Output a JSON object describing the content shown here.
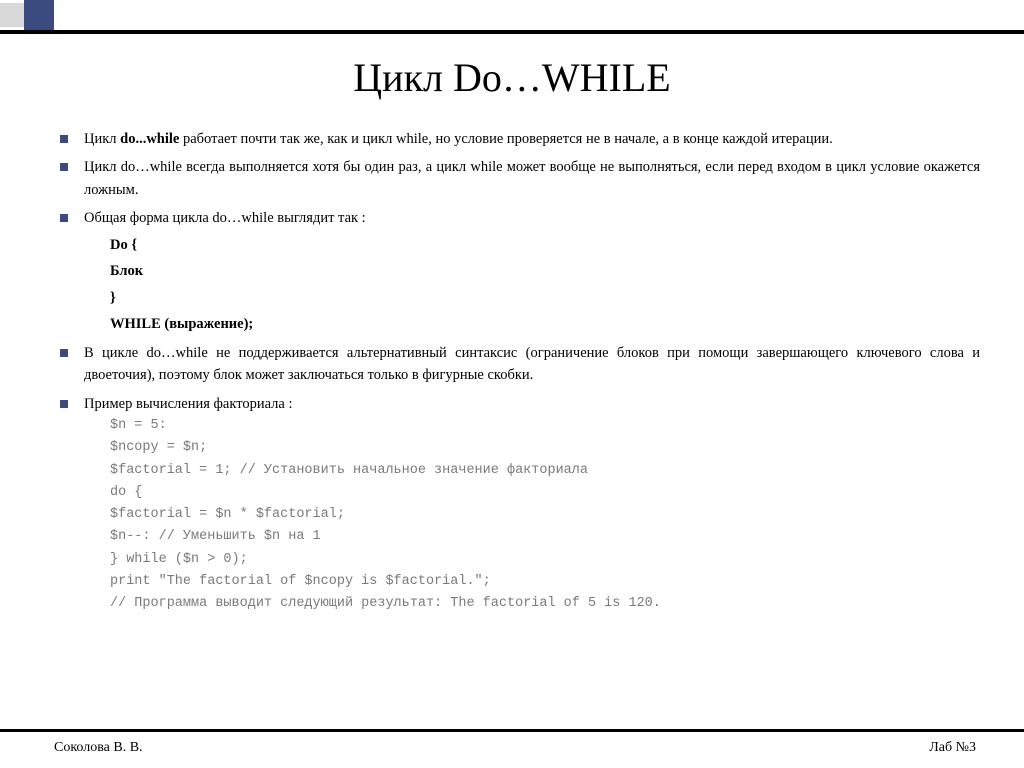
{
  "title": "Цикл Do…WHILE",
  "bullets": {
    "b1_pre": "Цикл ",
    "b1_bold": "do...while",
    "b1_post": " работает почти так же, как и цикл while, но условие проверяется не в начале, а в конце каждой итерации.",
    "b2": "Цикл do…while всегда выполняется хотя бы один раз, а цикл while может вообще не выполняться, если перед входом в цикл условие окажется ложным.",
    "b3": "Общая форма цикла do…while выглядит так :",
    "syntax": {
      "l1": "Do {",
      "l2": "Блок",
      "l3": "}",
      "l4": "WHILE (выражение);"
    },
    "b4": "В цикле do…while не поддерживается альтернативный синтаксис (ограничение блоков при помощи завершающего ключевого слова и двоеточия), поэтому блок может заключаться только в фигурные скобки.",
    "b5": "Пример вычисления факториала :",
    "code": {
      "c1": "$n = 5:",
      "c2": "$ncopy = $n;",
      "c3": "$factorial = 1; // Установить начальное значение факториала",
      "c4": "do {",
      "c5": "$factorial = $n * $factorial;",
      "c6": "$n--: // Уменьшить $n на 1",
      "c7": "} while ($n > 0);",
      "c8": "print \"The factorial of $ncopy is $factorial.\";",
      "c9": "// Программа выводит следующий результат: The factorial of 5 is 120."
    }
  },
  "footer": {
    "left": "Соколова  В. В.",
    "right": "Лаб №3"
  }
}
* * * * * * * * *
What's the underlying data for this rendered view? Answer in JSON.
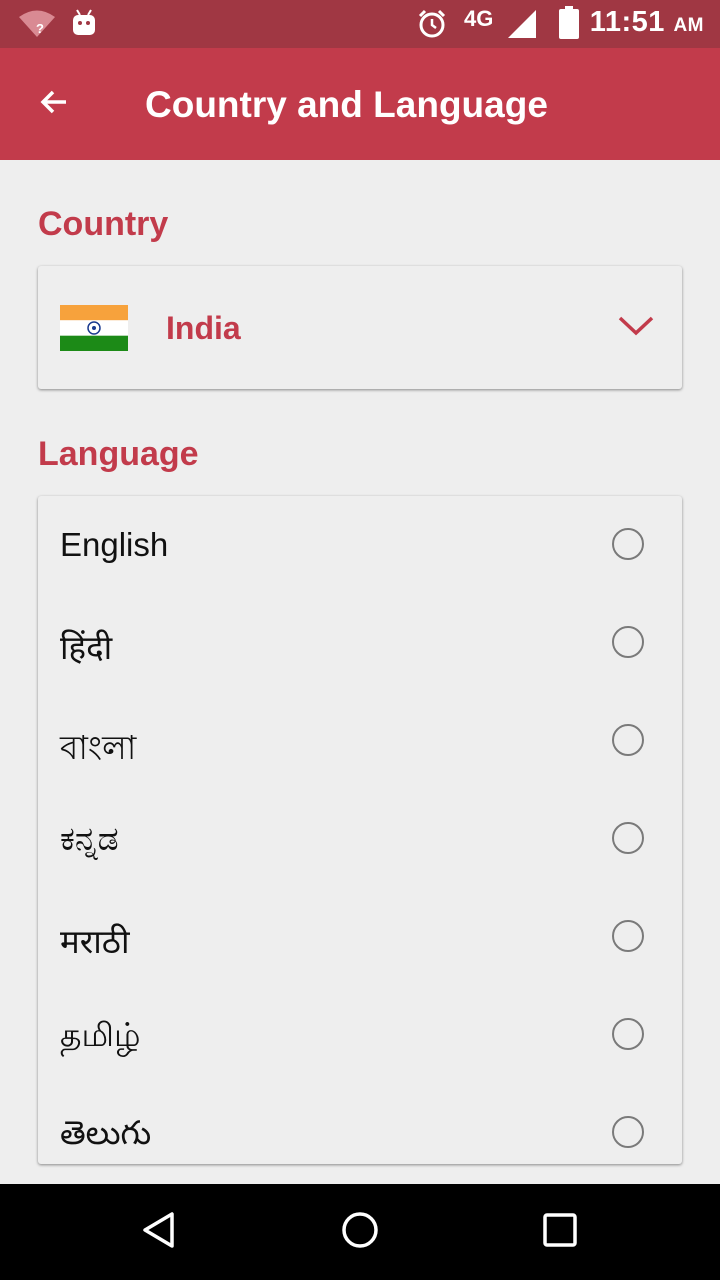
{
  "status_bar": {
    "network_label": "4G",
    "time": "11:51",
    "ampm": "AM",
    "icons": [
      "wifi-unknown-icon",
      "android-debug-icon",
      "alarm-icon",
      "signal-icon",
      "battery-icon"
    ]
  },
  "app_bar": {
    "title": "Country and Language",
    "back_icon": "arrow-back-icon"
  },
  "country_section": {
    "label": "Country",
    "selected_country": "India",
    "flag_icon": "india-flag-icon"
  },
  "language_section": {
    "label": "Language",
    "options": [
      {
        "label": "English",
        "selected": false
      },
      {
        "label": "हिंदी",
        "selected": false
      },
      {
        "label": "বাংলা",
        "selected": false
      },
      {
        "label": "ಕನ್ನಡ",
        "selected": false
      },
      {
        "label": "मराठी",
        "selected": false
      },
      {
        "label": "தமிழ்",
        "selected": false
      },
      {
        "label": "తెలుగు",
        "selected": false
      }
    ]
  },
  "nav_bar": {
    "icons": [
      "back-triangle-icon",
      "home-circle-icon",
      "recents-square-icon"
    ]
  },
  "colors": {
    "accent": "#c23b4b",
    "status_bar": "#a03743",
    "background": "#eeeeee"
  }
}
* * * * * * * * *
(Task description): Isolate the lines that hold the word "JSON" and copy all of them.

(The result):
Output a JSON object describing the content shown here.
What's the underlying data for this rendered view? Answer in JSON.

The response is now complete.